[WHAT YOU SHOULD DO] In the entries below, find every line with "this" and copy it.
[Start STORED RECORDS]
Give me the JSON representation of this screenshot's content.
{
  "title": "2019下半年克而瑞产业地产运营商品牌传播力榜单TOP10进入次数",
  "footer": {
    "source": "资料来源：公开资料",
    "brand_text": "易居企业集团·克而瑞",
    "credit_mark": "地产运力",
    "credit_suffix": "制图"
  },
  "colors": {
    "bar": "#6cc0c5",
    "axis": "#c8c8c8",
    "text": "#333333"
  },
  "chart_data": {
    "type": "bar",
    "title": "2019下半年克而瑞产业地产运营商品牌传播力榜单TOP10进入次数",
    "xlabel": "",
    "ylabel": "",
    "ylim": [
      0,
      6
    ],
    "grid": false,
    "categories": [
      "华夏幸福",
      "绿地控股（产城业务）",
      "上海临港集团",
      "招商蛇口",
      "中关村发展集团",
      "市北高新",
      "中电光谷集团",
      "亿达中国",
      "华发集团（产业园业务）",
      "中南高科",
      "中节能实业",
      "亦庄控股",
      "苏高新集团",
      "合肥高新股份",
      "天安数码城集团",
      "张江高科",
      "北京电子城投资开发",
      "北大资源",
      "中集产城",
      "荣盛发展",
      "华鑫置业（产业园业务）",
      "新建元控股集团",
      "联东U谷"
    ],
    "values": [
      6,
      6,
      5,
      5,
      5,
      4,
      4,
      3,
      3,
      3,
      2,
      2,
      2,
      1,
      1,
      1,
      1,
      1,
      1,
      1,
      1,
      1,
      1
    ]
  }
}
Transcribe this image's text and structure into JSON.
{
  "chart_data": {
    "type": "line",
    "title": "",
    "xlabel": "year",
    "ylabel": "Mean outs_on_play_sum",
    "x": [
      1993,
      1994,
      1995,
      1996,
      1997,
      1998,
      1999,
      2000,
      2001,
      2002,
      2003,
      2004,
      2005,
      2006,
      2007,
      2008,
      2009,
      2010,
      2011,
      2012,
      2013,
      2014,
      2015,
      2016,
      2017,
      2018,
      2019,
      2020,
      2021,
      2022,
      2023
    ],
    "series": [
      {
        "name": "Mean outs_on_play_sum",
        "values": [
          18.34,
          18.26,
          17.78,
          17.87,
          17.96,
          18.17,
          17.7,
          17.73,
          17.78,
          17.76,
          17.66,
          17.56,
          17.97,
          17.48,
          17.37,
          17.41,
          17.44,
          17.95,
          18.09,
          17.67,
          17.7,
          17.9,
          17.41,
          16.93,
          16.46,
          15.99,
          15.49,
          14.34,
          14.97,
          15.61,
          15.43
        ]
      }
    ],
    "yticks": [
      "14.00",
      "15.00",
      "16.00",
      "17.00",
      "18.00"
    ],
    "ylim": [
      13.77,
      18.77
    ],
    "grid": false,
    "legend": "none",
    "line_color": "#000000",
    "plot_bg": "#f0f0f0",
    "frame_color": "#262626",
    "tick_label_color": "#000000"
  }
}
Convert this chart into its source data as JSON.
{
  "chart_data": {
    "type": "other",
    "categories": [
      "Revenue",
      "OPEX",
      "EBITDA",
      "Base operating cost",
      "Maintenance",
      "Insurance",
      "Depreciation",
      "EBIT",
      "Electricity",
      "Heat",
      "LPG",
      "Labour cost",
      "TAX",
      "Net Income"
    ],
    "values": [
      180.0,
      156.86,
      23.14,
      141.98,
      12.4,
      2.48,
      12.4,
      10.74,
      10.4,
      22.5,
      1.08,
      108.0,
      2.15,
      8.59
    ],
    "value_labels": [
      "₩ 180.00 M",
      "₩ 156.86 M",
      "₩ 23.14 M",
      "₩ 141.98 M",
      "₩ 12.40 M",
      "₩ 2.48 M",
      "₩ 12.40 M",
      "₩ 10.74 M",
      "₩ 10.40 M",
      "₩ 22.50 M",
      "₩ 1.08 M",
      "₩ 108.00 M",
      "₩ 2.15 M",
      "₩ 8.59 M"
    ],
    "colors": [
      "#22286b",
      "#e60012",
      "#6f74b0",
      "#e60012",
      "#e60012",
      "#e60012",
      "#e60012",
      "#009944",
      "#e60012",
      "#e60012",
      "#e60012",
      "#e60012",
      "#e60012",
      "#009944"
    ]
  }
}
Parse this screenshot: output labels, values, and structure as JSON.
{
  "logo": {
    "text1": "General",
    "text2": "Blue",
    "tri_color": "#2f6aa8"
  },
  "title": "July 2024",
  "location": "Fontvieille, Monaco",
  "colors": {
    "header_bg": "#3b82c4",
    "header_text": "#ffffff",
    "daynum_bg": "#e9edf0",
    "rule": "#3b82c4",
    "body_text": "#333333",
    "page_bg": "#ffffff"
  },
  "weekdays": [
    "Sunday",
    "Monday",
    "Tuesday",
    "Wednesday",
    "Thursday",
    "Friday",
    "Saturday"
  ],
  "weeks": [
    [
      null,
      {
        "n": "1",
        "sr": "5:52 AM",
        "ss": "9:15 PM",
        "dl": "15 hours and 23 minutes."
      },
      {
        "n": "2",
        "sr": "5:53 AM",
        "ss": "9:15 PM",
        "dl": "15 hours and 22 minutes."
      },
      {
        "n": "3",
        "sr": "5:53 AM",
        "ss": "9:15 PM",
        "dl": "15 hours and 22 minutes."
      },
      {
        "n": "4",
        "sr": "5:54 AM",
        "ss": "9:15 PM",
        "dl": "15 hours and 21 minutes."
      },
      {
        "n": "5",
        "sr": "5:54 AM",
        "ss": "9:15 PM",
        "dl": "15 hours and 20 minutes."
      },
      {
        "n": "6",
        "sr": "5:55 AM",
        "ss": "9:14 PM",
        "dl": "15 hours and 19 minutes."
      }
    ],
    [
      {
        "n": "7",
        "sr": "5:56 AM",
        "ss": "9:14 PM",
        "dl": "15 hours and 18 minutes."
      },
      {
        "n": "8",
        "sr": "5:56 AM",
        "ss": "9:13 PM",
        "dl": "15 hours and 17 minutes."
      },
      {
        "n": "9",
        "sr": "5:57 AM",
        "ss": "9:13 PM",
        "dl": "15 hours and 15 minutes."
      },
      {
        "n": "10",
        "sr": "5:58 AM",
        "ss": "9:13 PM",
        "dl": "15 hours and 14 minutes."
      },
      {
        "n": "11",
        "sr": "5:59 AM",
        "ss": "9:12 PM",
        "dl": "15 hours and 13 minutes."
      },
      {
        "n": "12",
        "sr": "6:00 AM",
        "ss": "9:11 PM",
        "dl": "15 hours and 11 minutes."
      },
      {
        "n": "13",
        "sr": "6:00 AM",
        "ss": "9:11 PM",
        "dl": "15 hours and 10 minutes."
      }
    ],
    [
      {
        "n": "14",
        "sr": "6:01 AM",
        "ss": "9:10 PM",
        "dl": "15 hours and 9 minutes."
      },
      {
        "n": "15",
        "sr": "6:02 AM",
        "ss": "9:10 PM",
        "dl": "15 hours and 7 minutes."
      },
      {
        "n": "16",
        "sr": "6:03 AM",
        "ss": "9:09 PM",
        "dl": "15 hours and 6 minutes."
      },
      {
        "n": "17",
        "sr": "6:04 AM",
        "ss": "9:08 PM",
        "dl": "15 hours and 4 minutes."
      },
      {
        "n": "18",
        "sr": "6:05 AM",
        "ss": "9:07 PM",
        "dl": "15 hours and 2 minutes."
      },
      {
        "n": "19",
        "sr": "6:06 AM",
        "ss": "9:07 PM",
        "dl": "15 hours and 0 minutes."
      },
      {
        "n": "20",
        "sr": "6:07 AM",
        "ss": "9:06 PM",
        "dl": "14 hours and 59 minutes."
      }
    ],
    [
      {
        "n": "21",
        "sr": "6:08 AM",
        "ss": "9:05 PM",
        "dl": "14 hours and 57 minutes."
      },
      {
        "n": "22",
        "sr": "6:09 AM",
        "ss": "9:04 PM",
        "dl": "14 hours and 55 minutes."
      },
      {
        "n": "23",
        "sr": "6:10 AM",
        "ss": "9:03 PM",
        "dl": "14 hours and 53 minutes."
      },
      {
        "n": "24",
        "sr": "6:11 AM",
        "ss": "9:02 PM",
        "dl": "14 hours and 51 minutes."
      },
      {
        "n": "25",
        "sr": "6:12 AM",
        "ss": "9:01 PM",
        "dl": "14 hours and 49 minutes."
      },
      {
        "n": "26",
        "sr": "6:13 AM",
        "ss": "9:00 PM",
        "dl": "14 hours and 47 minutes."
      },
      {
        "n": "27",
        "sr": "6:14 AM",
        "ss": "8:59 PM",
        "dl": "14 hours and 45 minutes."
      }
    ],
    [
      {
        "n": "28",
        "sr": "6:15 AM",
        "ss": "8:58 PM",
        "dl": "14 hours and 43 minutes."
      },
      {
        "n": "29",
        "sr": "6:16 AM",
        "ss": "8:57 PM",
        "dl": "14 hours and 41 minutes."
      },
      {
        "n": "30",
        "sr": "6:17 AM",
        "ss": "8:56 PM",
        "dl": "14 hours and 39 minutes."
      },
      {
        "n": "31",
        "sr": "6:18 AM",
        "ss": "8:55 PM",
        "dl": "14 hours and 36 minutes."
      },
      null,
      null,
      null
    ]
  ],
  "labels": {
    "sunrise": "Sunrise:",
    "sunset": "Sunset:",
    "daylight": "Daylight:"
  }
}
[End STORED RECORDS]
[RESULT OF THE EXERCISE]
Give me the JSON representation of this screenshot's content.
Transcribe this image's text and structure into JSON.
Convert this chart into its source data as JSON.
Parse this screenshot: output labels, values, and structure as JSON.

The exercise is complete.